[start]

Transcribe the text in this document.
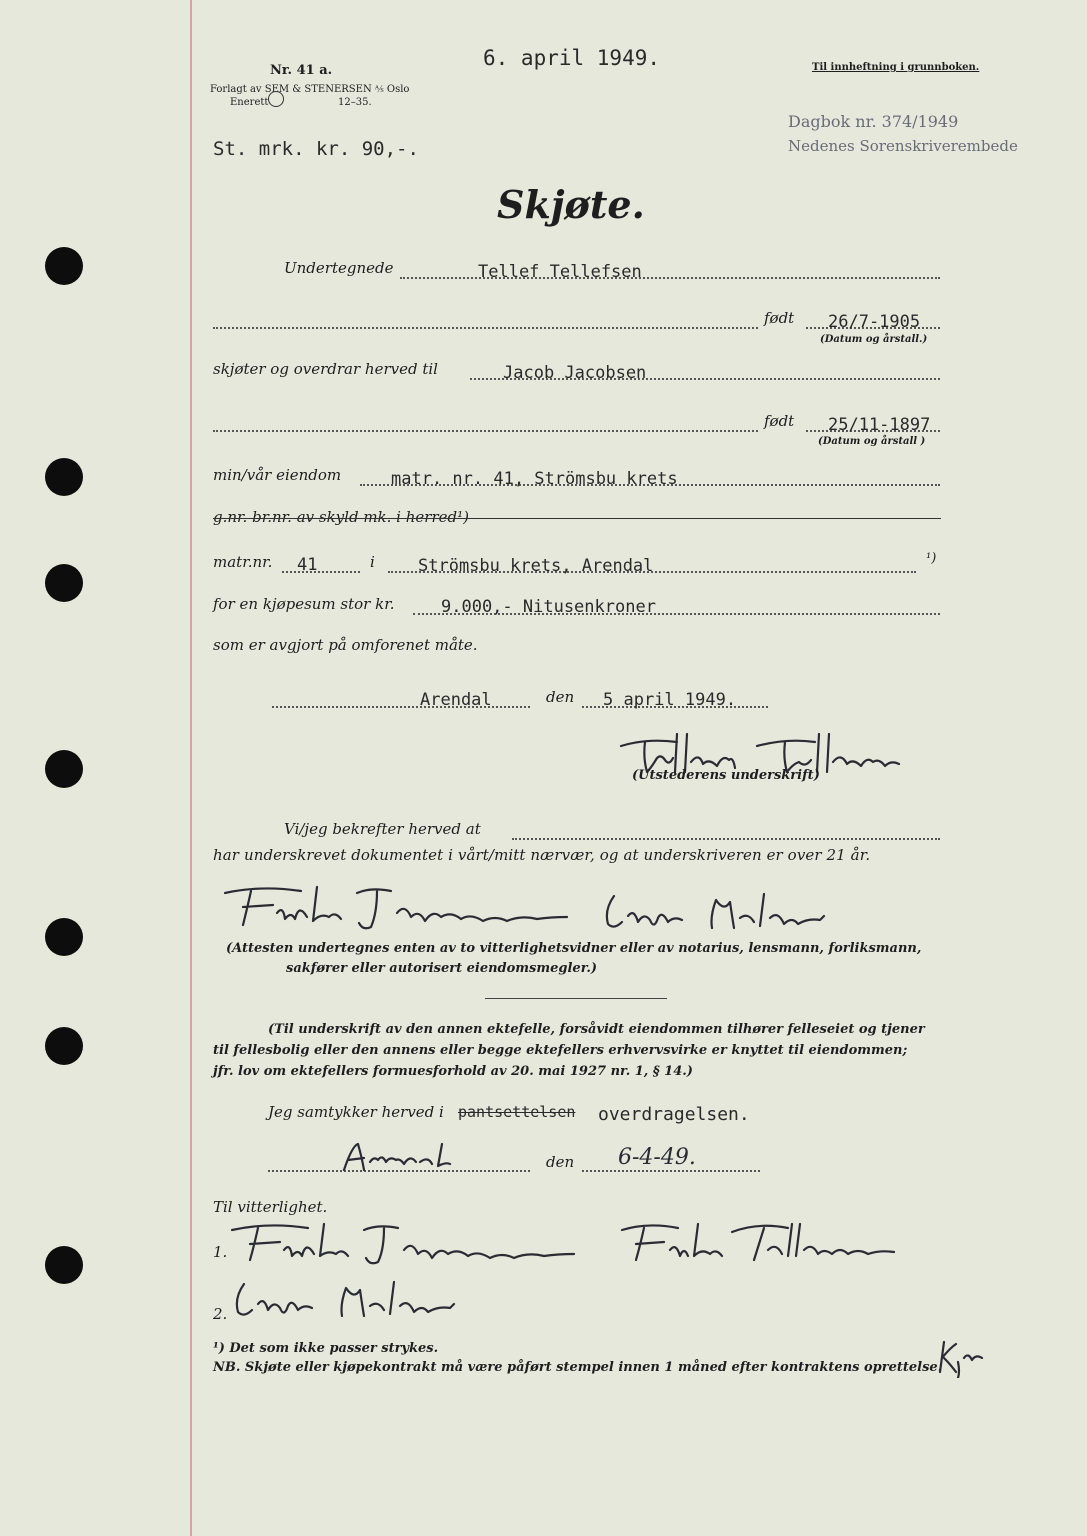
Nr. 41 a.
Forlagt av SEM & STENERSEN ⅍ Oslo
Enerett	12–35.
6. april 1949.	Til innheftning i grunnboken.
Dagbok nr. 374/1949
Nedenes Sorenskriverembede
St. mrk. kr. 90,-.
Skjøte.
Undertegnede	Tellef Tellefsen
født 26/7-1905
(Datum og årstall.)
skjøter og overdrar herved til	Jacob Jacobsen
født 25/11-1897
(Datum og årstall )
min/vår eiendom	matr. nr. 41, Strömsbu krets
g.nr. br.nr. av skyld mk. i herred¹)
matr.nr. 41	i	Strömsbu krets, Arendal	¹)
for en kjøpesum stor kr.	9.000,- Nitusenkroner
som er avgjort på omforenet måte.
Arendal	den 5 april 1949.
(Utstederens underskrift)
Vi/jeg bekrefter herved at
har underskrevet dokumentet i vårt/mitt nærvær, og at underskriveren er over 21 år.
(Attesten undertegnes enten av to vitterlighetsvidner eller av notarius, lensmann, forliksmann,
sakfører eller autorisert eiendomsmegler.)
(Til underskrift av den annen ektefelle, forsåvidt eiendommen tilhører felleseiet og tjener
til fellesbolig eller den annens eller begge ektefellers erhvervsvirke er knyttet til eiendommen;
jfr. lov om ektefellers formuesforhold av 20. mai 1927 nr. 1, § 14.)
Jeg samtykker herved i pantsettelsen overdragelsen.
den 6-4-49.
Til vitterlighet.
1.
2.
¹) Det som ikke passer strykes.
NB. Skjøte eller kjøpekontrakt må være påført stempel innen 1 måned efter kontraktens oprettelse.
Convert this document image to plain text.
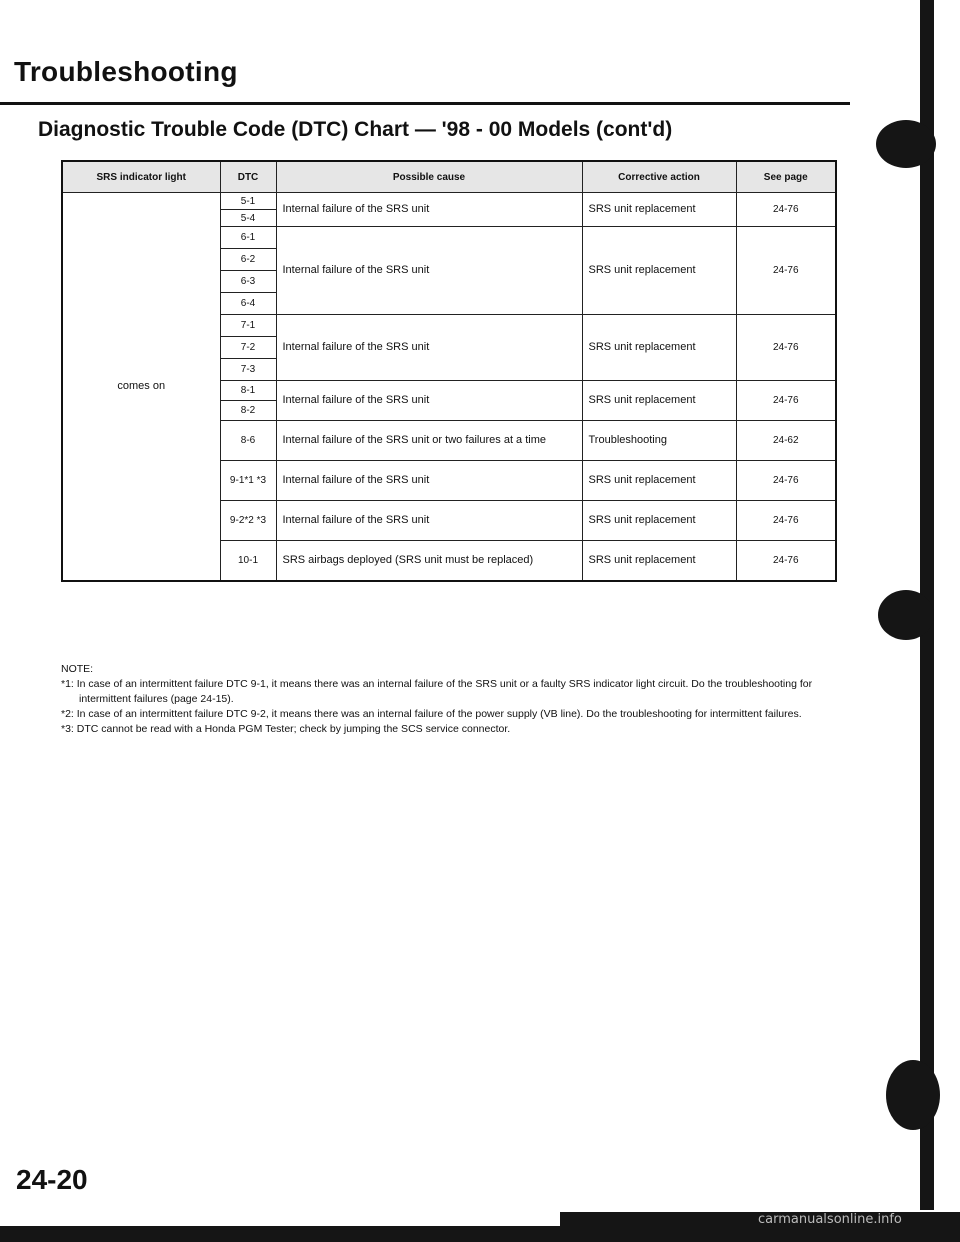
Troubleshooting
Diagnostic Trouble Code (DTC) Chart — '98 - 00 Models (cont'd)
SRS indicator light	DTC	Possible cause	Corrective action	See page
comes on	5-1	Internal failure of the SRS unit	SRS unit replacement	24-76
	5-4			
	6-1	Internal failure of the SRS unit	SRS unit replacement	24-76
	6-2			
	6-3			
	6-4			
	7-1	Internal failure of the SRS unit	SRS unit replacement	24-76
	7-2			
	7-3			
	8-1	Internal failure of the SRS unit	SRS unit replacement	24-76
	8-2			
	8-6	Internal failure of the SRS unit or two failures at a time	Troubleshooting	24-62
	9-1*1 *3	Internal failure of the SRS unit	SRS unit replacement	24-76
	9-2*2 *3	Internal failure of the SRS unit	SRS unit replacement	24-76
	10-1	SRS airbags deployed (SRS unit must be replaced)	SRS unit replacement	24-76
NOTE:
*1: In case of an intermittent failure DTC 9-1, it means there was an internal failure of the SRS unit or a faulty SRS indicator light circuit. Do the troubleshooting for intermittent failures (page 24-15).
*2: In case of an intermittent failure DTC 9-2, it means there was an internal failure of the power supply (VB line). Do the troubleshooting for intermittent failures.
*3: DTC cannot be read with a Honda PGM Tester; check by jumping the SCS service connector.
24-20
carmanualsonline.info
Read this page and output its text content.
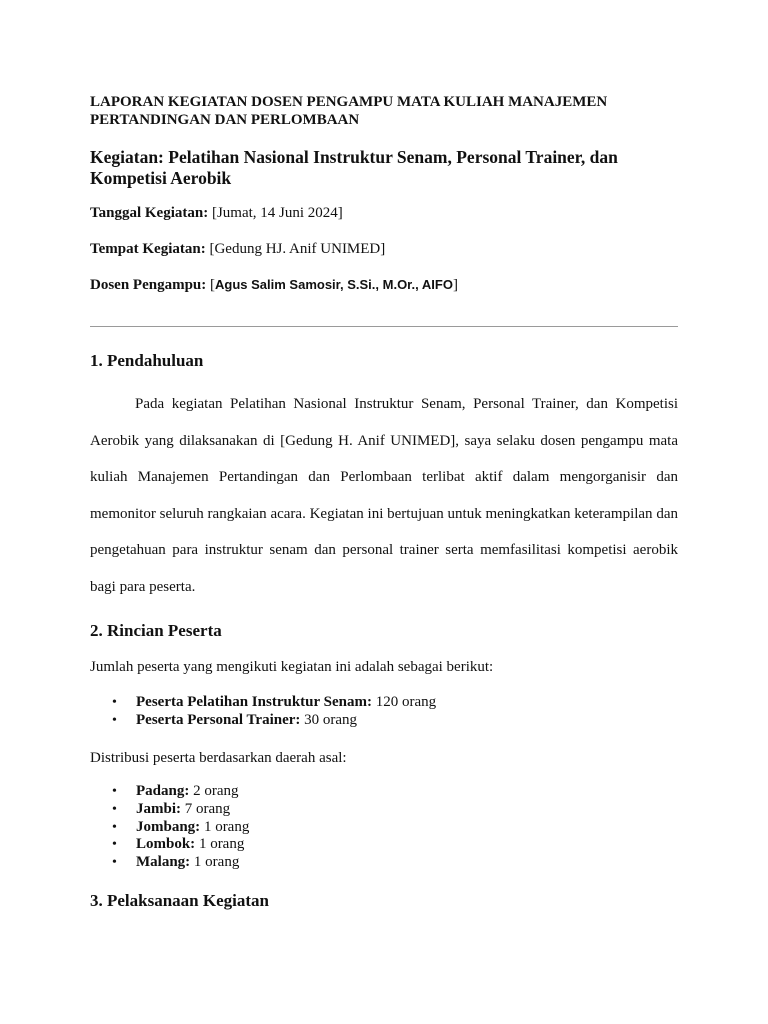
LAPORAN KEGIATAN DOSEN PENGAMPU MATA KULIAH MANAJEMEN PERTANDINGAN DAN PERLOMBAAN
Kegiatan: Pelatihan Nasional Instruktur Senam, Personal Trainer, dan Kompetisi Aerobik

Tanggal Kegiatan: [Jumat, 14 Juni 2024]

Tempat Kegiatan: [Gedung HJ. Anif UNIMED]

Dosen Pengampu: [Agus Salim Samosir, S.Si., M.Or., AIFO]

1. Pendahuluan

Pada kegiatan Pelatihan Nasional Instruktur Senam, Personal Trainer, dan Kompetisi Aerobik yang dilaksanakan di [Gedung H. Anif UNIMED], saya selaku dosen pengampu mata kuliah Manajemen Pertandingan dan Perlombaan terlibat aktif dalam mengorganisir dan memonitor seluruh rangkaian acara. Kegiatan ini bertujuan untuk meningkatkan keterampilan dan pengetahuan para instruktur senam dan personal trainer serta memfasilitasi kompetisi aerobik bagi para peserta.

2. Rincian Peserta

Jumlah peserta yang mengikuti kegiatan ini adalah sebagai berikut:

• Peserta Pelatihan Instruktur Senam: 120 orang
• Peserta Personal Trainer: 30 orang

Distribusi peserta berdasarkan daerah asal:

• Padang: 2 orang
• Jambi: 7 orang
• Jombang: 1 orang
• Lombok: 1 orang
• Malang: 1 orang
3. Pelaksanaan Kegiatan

[end]

(What is needed)
Pick every line with "this" in it and copy it.

(Solved exercise)
Transcribe the text in this document.
Convert this document image to plain text.
Read this page and output its text content.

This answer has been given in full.